Please give the listing again, word for word, with nothing left out.

>> BEGIN

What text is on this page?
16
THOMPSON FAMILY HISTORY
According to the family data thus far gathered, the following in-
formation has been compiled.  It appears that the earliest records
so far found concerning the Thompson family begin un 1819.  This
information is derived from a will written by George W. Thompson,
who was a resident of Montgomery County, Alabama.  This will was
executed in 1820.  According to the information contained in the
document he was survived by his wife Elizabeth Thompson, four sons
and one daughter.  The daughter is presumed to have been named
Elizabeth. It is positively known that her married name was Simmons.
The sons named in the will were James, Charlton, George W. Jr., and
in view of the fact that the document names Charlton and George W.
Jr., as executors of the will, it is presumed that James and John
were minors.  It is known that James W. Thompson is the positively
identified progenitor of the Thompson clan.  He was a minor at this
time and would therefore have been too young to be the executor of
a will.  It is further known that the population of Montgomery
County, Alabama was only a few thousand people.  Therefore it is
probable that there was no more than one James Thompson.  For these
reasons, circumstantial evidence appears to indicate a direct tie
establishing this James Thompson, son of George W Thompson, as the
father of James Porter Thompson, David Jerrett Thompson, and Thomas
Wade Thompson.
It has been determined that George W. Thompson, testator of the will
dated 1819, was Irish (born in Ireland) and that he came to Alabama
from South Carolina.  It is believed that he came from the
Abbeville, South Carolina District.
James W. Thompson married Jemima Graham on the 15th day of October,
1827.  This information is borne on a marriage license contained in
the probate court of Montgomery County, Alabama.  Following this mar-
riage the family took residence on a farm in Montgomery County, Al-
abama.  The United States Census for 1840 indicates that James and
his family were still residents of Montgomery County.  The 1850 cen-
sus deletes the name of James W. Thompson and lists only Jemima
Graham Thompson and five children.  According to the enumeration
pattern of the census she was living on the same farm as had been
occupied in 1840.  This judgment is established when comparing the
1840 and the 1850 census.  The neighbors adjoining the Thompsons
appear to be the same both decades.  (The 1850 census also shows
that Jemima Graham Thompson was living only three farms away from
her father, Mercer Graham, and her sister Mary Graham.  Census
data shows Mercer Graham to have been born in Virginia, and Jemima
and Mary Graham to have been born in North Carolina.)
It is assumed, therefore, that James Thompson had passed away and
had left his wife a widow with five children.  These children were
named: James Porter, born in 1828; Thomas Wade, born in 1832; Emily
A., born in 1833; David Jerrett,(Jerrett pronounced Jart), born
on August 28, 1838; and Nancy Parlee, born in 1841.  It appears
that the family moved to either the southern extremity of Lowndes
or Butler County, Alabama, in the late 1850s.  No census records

>> END

The output:
What text is on this page?
16
THOMPSON FAMILY HISTORY
According to the family data thus far gathered, the following in-
formation has been compiled.  It appears that the earliest records
so far found concerning the Thompson family begin un 1819.  This
information is derived from a will written by George W. Thompson,
who was a resident of Montgomery County, Alabama.  This will was
executed in 1820.  According to the information contained in the
document he was survived by his wife Elizabeth Thompson, four sons
and one daughter.  The daughter is presumed to have been named
Elizabeth. It is positively known that her married name was Simmons.
The sons named in the will were James, Charlton, George W. Jr., and
in view of the fact that the document names Charlton and George W.
Jr., as executors of the will, it is presumed that James and John
were minors.  It is known that James W. Thompson is the positively
identified progenitor of the Thompson clan.  He was a minor at this
time and would therefore have been too young to be the executor of
a will.  It is further known that the population of Montgomery
County, Alabama was only a few thousand people.  Therefore it is
probable that there was no more than one James Thompson.  For these
reasons, circumstantial evidence appears to indicate a direct tie
establishing this James Thompson, son of George W Thompson, as the
father of James Porter Thompson, David Jerrett Thompson, and Thomas
Wade Thompson.
It has been determined that George W. Thompson, testator of the will
dated 1819, was Irish (born in Ireland) and that he came to Alabama
from South Carolina.  It is believed that he came from the
Abbeville, South Carolina District.
James W. Thompson married Jemima Graham on the 15th day of October,
1827.  This information is borne on a marriage license contained in
the probate court of Montgomery County, Alabama.  Following this mar-
riage the family took residence on a farm in Montgomery County, Al-
abama.  The United States Census for 1840 indicates that James and
his family were still residents of Montgomery County.  The 1850 cen-
sus deletes the name of James W. Thompson and lists only Jemima
Graham Thompson and five children.  According to the enumeration
pattern of the census she was living on the same farm as had been
occupied in 1840.  This judgment is established when comparing the
1840 and the 1850 census.  The neighbors adjoining the Thompsons
appear to be the same both decades.  (The 1850 census also shows
that Jemima Graham Thompson was living only three farms away from
her father, Mercer Graham, and her sister Mary Graham.  Census
data shows Mercer Graham to have been born in Virginia, and Jemima
and Mary Graham to have been born in North Carolina.)
It is assumed, therefore, that James Thompson had passed away and
had left his wife a widow with five children.  These children were
named: James Porter, born in 1828; Thomas Wade, born in 1832; Emily
A., born in 1833; David Jerrett,(Jerrett pronounced Jart), born
on August 28, 1838; and Nancy Parlee, born in 1841.  It appears
that the family moved to either the southern extremity of Lowndes
or Butler County, Alabama, in the late 1850s.  No census records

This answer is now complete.